What to produce: Select, from the data, each line where "JSON" occurs.

[Data extracted from a collection]
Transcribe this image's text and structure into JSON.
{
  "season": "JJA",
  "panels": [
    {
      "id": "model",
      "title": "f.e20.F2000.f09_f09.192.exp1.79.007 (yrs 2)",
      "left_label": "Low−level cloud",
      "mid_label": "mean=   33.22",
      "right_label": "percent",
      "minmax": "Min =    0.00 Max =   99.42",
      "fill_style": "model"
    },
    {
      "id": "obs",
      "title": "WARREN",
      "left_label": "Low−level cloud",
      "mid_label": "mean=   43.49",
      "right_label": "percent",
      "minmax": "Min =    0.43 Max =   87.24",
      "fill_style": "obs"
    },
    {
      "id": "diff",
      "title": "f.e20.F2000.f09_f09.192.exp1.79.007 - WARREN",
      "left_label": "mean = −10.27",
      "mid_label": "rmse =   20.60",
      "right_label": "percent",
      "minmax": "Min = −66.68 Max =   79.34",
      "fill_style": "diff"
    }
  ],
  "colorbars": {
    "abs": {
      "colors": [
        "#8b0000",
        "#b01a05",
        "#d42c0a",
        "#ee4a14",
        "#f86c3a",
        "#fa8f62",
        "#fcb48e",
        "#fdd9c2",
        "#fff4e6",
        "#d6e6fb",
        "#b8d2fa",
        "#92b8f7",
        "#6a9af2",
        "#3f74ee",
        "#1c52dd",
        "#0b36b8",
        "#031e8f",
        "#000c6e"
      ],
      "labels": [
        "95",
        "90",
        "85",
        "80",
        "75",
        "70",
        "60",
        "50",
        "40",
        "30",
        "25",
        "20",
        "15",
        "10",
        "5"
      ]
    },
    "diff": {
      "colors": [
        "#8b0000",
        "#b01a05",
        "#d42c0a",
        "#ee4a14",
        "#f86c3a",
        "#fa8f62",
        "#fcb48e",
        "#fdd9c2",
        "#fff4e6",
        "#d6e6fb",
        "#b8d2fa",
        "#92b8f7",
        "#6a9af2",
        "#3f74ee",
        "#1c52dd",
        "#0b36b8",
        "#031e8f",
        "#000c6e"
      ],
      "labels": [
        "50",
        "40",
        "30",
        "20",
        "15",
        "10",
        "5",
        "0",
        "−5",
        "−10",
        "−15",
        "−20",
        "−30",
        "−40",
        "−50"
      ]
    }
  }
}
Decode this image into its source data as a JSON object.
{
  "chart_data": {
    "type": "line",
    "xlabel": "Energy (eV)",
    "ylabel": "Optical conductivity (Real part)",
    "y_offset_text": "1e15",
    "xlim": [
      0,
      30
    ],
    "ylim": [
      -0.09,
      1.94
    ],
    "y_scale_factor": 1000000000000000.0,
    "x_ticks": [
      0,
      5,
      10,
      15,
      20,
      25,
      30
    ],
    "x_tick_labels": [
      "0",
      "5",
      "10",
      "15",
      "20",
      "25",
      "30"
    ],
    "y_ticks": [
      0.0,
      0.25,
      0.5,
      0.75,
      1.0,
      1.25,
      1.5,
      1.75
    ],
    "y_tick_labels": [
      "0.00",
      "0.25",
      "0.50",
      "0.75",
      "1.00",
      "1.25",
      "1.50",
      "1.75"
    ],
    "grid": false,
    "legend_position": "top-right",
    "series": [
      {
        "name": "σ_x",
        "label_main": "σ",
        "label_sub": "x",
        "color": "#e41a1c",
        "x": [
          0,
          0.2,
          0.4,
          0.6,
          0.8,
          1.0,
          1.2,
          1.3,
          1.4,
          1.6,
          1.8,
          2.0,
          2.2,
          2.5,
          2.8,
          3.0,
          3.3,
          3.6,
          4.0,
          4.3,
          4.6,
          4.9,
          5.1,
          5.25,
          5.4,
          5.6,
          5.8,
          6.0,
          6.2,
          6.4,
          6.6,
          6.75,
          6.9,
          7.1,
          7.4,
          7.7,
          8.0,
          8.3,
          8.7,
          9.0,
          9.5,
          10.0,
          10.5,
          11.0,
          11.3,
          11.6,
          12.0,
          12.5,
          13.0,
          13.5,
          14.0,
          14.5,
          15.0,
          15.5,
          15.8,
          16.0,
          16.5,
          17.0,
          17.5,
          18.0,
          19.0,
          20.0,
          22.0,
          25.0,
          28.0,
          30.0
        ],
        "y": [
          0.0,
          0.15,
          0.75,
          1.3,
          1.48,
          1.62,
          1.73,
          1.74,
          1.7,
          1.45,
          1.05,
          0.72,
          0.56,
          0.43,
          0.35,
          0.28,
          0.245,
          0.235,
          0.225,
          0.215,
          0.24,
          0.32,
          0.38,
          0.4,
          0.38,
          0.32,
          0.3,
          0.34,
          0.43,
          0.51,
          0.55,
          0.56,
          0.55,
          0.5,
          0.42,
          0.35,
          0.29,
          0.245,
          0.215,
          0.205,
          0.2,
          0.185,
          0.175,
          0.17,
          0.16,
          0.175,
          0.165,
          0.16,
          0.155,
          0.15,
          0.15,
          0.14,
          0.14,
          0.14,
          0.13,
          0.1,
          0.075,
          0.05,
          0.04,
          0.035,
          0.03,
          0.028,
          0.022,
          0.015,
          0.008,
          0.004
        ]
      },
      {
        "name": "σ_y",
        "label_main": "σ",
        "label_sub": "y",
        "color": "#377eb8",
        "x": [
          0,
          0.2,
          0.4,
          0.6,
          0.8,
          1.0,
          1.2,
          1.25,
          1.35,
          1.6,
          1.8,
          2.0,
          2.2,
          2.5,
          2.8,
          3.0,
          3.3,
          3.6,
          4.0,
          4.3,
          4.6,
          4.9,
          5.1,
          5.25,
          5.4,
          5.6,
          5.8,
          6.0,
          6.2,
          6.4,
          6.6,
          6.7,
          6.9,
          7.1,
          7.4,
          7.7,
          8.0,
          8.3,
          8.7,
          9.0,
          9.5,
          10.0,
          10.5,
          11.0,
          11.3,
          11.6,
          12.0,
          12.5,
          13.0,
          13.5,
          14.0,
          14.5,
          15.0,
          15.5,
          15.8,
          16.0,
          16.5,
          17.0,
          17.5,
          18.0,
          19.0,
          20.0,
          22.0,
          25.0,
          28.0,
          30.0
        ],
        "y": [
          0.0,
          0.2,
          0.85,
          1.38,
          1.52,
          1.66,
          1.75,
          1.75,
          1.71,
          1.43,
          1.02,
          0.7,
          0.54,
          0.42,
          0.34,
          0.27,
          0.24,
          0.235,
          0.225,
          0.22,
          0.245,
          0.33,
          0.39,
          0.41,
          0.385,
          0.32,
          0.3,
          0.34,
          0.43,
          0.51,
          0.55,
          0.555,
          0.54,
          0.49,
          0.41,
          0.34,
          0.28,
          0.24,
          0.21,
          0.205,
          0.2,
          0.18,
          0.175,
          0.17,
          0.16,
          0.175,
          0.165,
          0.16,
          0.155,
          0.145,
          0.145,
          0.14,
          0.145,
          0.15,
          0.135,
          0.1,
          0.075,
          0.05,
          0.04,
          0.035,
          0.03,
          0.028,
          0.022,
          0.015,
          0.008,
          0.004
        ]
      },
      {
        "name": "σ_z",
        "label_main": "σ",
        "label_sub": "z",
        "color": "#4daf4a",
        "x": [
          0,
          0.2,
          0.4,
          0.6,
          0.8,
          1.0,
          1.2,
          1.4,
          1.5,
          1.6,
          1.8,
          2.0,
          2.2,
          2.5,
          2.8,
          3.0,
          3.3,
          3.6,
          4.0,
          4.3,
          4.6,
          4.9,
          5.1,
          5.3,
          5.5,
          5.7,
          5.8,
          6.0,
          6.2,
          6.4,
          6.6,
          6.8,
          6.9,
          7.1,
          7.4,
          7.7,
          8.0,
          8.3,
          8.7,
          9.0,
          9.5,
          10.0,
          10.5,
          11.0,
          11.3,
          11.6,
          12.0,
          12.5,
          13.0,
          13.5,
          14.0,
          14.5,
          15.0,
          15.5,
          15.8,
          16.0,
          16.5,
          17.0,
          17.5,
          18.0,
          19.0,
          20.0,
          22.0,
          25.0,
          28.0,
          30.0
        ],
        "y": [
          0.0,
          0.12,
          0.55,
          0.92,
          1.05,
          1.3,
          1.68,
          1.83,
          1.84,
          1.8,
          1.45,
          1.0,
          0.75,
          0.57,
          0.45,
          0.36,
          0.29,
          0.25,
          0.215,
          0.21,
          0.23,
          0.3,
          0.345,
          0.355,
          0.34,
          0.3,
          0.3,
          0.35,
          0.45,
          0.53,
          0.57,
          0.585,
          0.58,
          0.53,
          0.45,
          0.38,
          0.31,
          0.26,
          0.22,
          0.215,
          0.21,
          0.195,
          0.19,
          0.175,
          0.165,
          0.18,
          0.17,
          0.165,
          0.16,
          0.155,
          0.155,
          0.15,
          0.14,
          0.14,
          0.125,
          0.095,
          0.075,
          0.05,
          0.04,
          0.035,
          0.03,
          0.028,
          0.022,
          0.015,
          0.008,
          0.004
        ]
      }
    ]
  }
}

Complete answer:
Transcribe this image's text and structure into JSON.
Decode this image into its source data as a JSON object.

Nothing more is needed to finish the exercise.